## [Directions for this task]
Copy the material word for word, starting at the line that contains "bar-track [68, 128, 618, 147]" and continuing through the end of the material. Leave out the pictures.
____________________
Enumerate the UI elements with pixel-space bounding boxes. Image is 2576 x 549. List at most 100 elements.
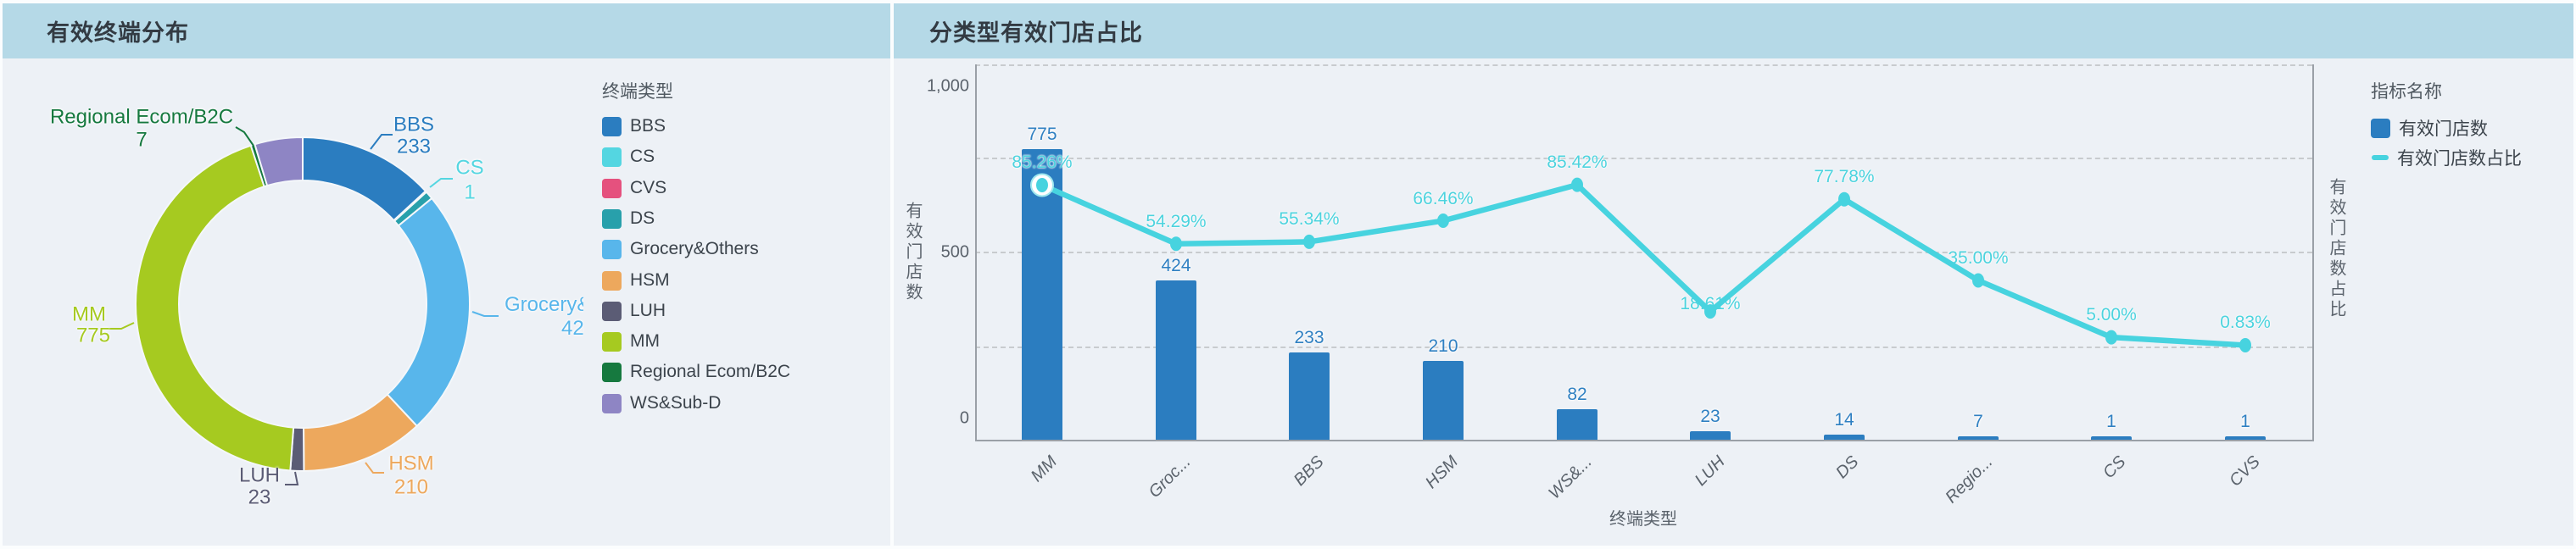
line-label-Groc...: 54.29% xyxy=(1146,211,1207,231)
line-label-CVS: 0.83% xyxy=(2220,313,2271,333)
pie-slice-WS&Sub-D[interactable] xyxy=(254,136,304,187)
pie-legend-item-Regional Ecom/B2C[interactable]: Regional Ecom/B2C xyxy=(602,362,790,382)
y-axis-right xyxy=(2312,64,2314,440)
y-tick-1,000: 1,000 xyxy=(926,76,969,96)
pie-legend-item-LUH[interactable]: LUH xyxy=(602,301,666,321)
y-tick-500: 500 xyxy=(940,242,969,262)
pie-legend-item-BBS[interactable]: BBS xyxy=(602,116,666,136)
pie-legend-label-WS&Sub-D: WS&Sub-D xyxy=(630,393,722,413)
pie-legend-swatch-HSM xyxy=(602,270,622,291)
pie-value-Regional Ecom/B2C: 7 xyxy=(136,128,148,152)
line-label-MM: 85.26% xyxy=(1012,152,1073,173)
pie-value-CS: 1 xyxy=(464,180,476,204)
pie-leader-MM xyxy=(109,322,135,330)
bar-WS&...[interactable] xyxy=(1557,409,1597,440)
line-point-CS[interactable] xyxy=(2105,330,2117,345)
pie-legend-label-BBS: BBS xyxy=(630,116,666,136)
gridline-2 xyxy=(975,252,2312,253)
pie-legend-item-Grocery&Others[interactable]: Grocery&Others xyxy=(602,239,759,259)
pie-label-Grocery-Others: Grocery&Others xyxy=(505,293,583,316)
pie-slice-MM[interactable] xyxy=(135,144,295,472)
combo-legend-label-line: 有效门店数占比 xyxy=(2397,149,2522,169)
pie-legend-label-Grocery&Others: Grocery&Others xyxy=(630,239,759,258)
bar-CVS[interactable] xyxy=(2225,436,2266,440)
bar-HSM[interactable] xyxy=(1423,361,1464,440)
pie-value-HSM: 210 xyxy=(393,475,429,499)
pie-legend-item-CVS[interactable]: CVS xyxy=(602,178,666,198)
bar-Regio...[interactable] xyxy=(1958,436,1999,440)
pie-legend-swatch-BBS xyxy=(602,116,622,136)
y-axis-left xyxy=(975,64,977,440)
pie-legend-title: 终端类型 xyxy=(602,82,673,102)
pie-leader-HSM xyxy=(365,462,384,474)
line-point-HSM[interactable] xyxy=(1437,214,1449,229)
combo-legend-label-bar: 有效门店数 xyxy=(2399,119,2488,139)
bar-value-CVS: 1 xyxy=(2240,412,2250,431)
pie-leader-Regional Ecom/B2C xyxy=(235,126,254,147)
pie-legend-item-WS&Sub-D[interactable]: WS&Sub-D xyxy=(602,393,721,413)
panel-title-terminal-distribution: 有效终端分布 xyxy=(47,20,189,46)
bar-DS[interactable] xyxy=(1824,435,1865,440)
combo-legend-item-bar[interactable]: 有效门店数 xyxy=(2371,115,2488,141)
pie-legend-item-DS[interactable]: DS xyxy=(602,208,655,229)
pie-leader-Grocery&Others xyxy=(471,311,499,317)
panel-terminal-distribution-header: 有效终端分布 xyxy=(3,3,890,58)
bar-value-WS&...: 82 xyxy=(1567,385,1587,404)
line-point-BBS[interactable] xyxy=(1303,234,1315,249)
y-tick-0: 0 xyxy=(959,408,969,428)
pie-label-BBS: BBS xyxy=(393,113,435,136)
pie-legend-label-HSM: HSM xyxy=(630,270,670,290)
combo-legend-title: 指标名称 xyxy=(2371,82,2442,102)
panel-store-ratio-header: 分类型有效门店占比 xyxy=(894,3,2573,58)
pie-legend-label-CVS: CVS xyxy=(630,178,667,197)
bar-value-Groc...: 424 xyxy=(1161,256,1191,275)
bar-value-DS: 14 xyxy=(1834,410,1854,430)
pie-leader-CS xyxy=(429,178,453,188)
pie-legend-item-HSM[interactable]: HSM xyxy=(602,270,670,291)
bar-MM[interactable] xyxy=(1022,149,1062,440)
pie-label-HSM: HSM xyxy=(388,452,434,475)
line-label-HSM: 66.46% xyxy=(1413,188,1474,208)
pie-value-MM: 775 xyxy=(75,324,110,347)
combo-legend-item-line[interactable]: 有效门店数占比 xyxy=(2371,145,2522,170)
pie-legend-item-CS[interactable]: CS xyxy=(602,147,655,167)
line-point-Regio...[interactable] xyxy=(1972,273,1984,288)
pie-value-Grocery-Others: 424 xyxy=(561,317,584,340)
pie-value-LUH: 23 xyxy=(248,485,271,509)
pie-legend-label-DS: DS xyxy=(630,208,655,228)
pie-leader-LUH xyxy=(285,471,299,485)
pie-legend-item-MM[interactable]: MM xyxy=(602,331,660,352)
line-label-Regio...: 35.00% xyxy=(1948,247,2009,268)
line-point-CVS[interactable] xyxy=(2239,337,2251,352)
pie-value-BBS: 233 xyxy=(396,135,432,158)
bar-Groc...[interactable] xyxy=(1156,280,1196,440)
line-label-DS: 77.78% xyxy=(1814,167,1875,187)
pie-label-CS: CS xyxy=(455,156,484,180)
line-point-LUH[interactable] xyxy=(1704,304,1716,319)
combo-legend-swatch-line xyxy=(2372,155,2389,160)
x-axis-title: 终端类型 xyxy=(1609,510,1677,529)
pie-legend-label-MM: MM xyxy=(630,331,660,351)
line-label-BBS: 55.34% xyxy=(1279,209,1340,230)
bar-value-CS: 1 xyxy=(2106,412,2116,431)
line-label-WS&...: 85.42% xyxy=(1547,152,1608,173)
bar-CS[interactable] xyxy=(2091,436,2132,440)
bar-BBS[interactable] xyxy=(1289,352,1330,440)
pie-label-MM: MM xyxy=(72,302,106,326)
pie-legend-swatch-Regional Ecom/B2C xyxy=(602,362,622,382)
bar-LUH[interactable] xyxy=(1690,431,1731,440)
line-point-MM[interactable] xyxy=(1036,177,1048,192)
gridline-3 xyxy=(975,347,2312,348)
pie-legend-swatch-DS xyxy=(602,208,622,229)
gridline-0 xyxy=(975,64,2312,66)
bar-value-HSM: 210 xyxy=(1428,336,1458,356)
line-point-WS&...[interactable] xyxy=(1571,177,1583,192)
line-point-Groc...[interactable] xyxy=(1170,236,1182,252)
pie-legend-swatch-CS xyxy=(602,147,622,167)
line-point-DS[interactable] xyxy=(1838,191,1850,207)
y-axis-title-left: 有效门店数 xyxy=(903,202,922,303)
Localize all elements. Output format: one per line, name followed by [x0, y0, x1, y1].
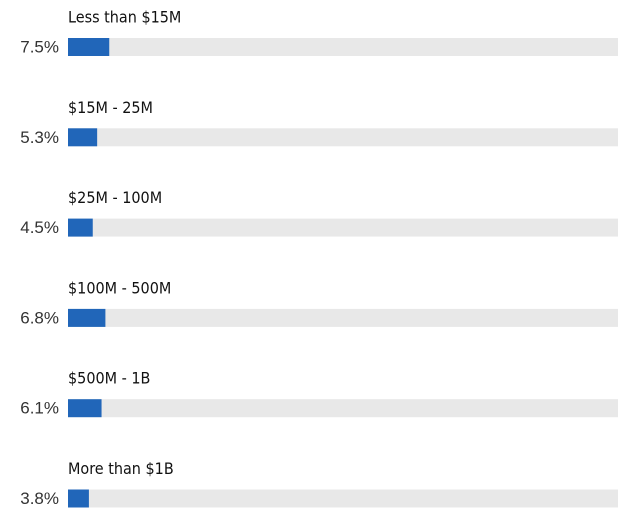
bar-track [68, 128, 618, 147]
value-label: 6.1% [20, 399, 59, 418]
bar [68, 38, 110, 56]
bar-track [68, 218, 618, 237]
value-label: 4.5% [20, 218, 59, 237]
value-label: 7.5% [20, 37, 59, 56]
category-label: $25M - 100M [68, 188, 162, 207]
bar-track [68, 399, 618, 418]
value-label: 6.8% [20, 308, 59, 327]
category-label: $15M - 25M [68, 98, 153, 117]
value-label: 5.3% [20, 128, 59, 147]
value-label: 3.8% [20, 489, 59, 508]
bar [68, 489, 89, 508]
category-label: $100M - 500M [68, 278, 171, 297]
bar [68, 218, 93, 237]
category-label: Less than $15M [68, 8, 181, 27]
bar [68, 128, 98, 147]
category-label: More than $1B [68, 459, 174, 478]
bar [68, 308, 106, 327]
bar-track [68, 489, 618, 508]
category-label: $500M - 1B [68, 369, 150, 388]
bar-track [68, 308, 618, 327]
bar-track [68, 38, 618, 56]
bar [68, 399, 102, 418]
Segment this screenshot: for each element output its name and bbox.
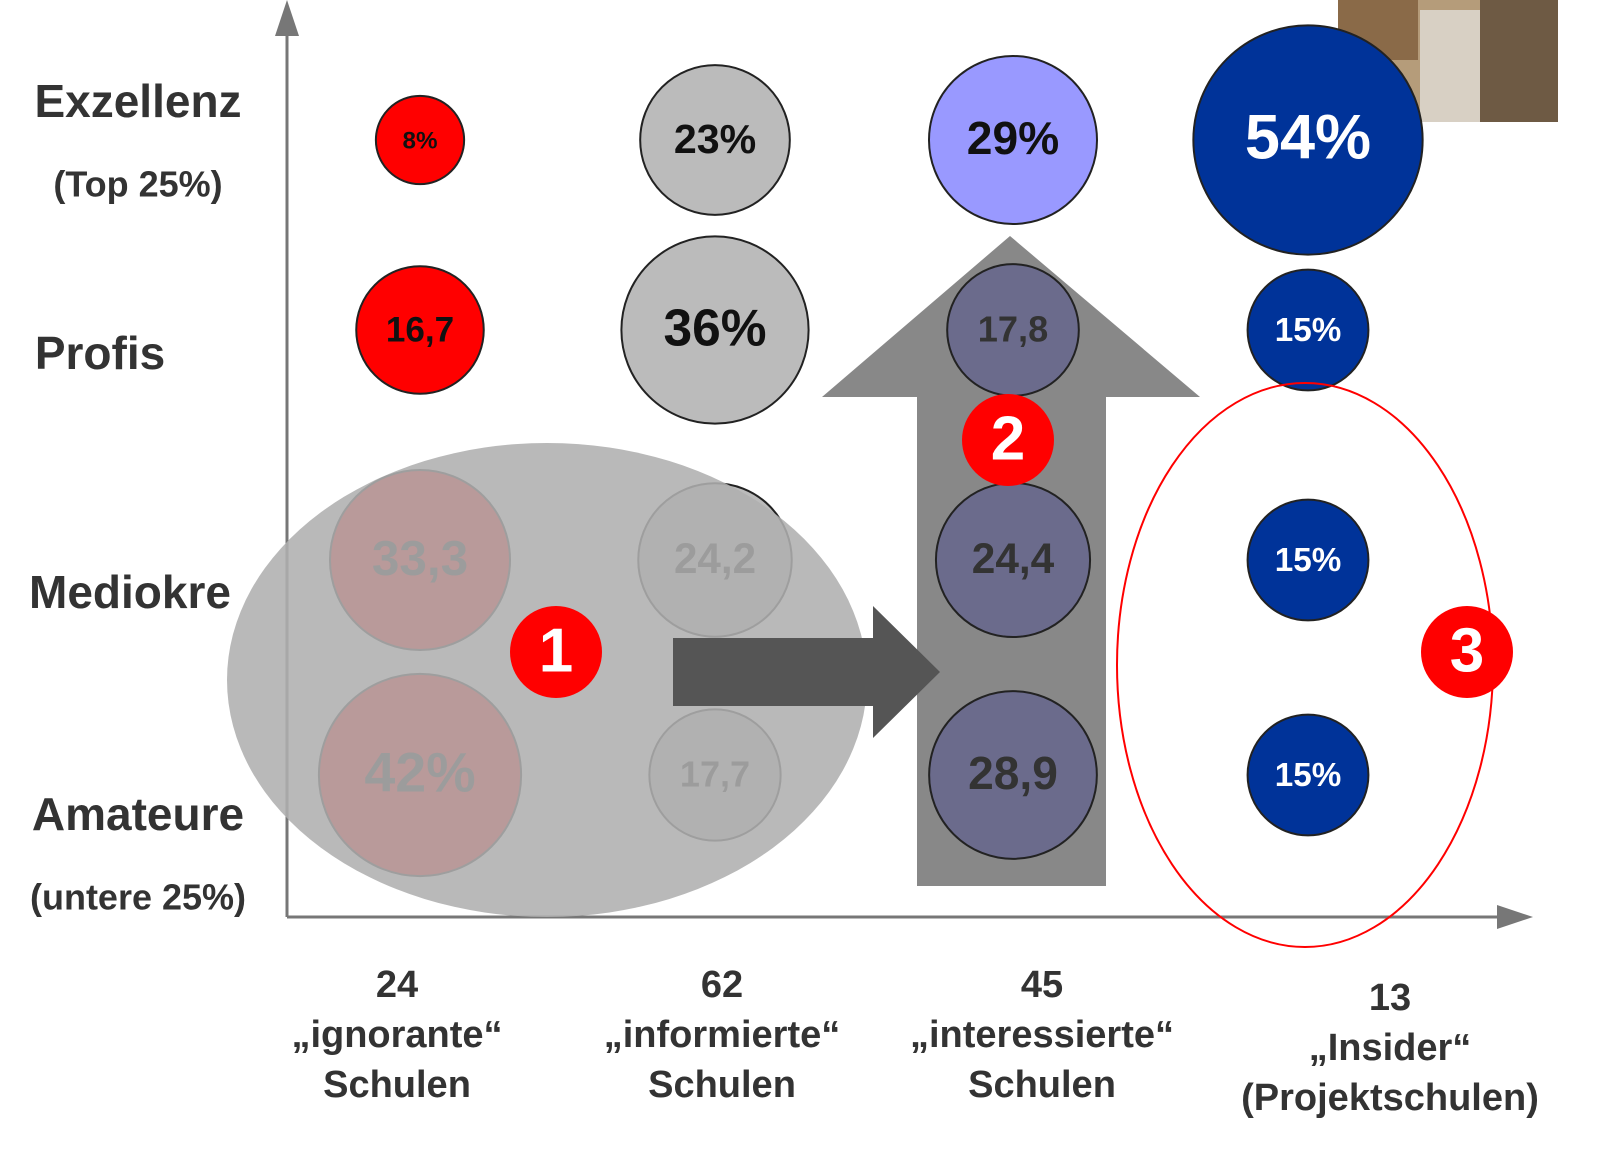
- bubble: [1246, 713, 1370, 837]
____________________
## [Solution for this task]
bar-track [68, 128, 618, 147]
value-label: 6.1% [20, 399, 59, 418]
bar [68, 38, 110, 56]
bar-track [68, 218, 618, 237]
value-label: 4.5% [20, 218, 59, 237]
value-label: 7.5% [20, 37, 59, 56]
category-label: $25M - 100M [68, 188, 162, 207]
bar-track [68, 399, 618, 418]
value-label: 6.8% [20, 308, 59, 327]
category-label: $15M - 25M [68, 98, 153, 117]
value-label: 5.3% [20, 128, 59, 147]
value-label: 3.8% [20, 489, 59, 508]
bar [68, 489, 89, 508]
category-label: $100M - 500M [68, 278, 171, 297]
bar [68, 218, 93, 237]
category-label: Less than $15M [68, 8, 181, 27]
bar [68, 128, 98, 147]
category-label: More than $1B [68, 459, 174, 478]
bar [68, 308, 106, 327]
bar-track [68, 489, 618, 508]
category-label: $500M - 1B [68, 369, 150, 388]
bar-track [68, 308, 618, 327]
bar-track [68, 38, 618, 56]
bar [68, 399, 102, 418]
Segment this screenshot: for each element output its name and bbox.
- bubble: [1246, 713, 1370, 837]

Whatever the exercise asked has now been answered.